**WHAT IS EXPECTED**
Each line of the material must be returned exactly.

Figure collection entries
··········
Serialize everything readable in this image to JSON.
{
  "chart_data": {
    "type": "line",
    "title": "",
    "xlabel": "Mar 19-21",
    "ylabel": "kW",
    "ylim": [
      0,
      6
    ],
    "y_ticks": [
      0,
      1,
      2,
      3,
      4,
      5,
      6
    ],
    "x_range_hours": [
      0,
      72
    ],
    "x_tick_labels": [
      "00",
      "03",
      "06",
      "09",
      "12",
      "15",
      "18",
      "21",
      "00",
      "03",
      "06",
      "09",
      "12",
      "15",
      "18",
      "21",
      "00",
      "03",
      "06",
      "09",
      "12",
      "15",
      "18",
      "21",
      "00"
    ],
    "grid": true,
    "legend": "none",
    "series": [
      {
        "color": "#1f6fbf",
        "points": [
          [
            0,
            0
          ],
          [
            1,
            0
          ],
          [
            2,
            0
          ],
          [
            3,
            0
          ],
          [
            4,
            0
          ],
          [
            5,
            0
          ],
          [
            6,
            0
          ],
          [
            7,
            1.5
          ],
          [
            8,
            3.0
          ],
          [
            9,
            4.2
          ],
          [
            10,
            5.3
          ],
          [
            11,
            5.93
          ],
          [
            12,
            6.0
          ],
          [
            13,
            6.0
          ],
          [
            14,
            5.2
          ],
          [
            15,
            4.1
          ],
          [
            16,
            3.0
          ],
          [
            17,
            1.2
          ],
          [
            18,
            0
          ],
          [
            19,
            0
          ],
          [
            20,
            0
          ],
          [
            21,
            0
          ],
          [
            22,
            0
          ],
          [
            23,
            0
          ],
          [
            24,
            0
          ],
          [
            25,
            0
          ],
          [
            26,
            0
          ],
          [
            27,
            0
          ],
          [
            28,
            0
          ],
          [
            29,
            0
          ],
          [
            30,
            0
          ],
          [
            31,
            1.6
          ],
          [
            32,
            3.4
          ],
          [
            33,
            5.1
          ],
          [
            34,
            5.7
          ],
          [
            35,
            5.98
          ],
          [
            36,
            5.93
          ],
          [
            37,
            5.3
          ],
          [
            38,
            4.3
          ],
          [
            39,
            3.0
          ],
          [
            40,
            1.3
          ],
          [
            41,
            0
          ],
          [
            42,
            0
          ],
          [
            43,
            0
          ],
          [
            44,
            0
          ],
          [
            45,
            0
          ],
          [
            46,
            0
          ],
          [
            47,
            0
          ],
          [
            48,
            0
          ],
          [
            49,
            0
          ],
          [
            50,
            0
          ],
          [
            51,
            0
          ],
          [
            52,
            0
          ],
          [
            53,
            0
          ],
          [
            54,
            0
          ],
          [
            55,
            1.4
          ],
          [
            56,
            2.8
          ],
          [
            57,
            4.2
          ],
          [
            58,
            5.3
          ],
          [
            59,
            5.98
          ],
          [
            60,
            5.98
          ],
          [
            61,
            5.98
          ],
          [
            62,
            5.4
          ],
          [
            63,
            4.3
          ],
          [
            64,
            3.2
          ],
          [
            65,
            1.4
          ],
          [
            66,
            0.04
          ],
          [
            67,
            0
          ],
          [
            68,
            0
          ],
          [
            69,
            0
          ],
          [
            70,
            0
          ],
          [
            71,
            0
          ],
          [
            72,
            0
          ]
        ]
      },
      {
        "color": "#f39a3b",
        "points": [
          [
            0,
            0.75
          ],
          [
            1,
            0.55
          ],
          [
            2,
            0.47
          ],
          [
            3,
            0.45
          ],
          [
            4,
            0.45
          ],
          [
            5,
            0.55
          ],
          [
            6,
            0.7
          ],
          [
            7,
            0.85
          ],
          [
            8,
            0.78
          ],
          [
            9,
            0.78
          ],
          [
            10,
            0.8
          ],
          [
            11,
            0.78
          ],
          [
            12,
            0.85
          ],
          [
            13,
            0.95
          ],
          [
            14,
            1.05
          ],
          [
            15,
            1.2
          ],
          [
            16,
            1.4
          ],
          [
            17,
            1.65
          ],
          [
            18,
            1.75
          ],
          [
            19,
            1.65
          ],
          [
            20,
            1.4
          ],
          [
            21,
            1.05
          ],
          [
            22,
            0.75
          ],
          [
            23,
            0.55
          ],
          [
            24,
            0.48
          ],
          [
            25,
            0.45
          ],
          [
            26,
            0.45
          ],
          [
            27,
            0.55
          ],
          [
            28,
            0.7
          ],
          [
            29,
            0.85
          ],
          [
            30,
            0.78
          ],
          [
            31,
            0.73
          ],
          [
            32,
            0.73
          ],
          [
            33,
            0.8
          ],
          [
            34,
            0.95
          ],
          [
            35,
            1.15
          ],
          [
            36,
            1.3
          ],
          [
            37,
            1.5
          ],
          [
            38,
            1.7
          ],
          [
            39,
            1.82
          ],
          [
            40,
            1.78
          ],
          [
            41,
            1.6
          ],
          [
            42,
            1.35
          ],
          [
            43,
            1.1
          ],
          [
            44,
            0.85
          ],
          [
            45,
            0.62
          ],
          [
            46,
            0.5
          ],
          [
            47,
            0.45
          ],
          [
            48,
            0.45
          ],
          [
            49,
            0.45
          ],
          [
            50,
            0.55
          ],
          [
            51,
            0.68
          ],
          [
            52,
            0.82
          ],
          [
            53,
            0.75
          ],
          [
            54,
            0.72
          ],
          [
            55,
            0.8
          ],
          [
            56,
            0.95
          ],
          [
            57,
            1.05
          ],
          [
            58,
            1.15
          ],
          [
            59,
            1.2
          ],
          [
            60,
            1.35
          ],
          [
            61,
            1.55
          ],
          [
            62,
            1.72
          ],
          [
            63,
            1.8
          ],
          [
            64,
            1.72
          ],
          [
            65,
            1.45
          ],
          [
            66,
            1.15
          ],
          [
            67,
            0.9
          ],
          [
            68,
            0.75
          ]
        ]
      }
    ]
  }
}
··········
**SOLUTION TO THIS EXERCISE**
Serialize everything readable in this image to JSON.
{
  "chart_data": {
    "type": "line",
    "title": "",
    "xlabel": "Mar 19-21",
    "ylabel": "kW",
    "ylim": [
      0,
      6
    ],
    "y_ticks": [
      0,
      1,
      2,
      3,
      4,
      5,
      6
    ],
    "x_range_hours": [
      0,
      72
    ],
    "x_tick_labels": [
      "00",
      "03",
      "06",
      "09",
      "12",
      "15",
      "18",
      "21",
      "00",
      "03",
      "06",
      "09",
      "12",
      "15",
      "18",
      "21",
      "00",
      "03",
      "06",
      "09",
      "12",
      "15",
      "18",
      "21",
      "00"
    ],
    "grid": true,
    "legend": "none",
    "series": [
      {
        "color": "#1f6fbf",
        "points": [
          [
            0,
            0
          ],
          [
            1,
            0
          ],
          [
            2,
            0
          ],
          [
            3,
            0
          ],
          [
            4,
            0
          ],
          [
            5,
            0
          ],
          [
            6,
            0
          ],
          [
            7,
            1.5
          ],
          [
            8,
            3.0
          ],
          [
            9,
            4.2
          ],
          [
            10,
            5.3
          ],
          [
            11,
            5.93
          ],
          [
            12,
            6.0
          ],
          [
            13,
            6.0
          ],
          [
            14,
            5.2
          ],
          [
            15,
            4.1
          ],
          [
            16,
            3.0
          ],
          [
            17,
            1.2
          ],
          [
            18,
            0
          ],
          [
            19,
            0
          ],
          [
            20,
            0
          ],
          [
            21,
            0
          ],
          [
            22,
            0
          ],
          [
            23,
            0
          ],
          [
            24,
            0
          ],
          [
            25,
            0
          ],
          [
            26,
            0
          ],
          [
            27,
            0
          ],
          [
            28,
            0
          ],
          [
            29,
            0
          ],
          [
            30,
            0
          ],
          [
            31,
            1.6
          ],
          [
            32,
            3.4
          ],
          [
            33,
            5.1
          ],
          [
            34,
            5.7
          ],
          [
            35,
            5.98
          ],
          [
            36,
            5.93
          ],
          [
            37,
            5.3
          ],
          [
            38,
            4.3
          ],
          [
            39,
            3.0
          ],
          [
            40,
            1.3
          ],
          [
            41,
            0
          ],
          [
            42,
            0
          ],
          [
            43,
            0
          ],
          [
            44,
            0
          ],
          [
            45,
            0
          ],
          [
            46,
            0
          ],
          [
            47,
            0
          ],
          [
            48,
            0
          ],
          [
            49,
            0
          ],
          [
            50,
            0
          ],
          [
            51,
            0
          ],
          [
            52,
            0
          ],
          [
            53,
            0
          ],
          [
            54,
            0
          ],
          [
            55,
            1.4
          ],
          [
            56,
            2.8
          ],
          [
            57,
            4.2
          ],
          [
            58,
            5.3
          ],
          [
            59,
            5.98
          ],
          [
            60,
            5.98
          ],
          [
            61,
            5.98
          ],
          [
            62,
            5.4
          ],
          [
            63,
            4.3
          ],
          [
            64,
            3.2
          ],
          [
            65,
            1.4
          ],
          [
            66,
            0.04
          ],
          [
            67,
            0
          ],
          [
            68,
            0
          ],
          [
            69,
            0
          ],
          [
            70,
            0
          ],
          [
            71,
            0
          ],
          [
            72,
            0
          ]
        ]
      },
      {
        "color": "#f39a3b",
        "points": [
          [
            0,
            0.75
          ],
          [
            1,
            0.55
          ],
          [
            2,
            0.47
          ],
          [
            3,
            0.45
          ],
          [
            4,
            0.45
          ],
          [
            5,
            0.55
          ],
          [
            6,
            0.7
          ],
          [
            7,
            0.85
          ],
          [
            8,
            0.78
          ],
          [
            9,
            0.78
          ],
          [
            10,
            0.8
          ],
          [
            11,
            0.78
          ],
          [
            12,
            0.85
          ],
          [
            13,
            0.95
          ],
          [
            14,
            1.05
          ],
          [
            15,
            1.2
          ],
          [
            16,
            1.4
          ],
          [
            17,
            1.65
          ],
          [
            18,
            1.75
          ],
          [
            19,
            1.65
          ],
          [
            20,
            1.4
          ],
          [
            21,
            1.05
          ],
          [
            22,
            0.75
          ],
          [
            23,
            0.55
          ],
          [
            24,
            0.48
          ],
          [
            25,
            0.45
          ],
          [
            26,
            0.45
          ],
          [
            27,
            0.55
          ],
          [
            28,
            0.7
          ],
          [
            29,
            0.85
          ],
          [
            30,
            0.78
          ],
          [
            31,
            0.73
          ],
          [
            32,
            0.73
          ],
          [
            33,
            0.8
          ],
          [
            34,
            0.95
          ],
          [
            35,
            1.15
          ],
          [
            36,
            1.3
          ],
          [
            37,
            1.5
          ],
          [
            38,
            1.7
          ],
          [
            39,
            1.82
          ],
          [
            40,
            1.78
          ],
          [
            41,
            1.6
          ],
          [
            42,
            1.35
          ],
          [
            43,
            1.1
          ],
          [
            44,
            0.85
          ],
          [
            45,
            0.62
          ],
          [
            46,
            0.5
          ],
          [
            47,
            0.45
          ],
          [
            48,
            0.45
          ],
          [
            49,
            0.45
          ],
          [
            50,
            0.55
          ],
          [
            51,
            0.68
          ],
          [
            52,
            0.82
          ],
          [
            53,
            0.75
          ],
          [
            54,
            0.72
          ],
          [
            55,
            0.8
          ],
          [
            56,
            0.95
          ],
          [
            57,
            1.05
          ],
          [
            58,
            1.15
          ],
          [
            59,
            1.2
          ],
          [
            60,
            1.35
          ],
          [
            61,
            1.55
          ],
          [
            62,
            1.72
          ],
          [
            63,
            1.8
          ],
          [
            64,
            1.72
          ],
          [
            65,
            1.45
          ],
          [
            66,
            1.15
          ],
          [
            67,
            0.9
          ],
          [
            68,
            0.75
          ]
        ]
      }
    ]
  }
}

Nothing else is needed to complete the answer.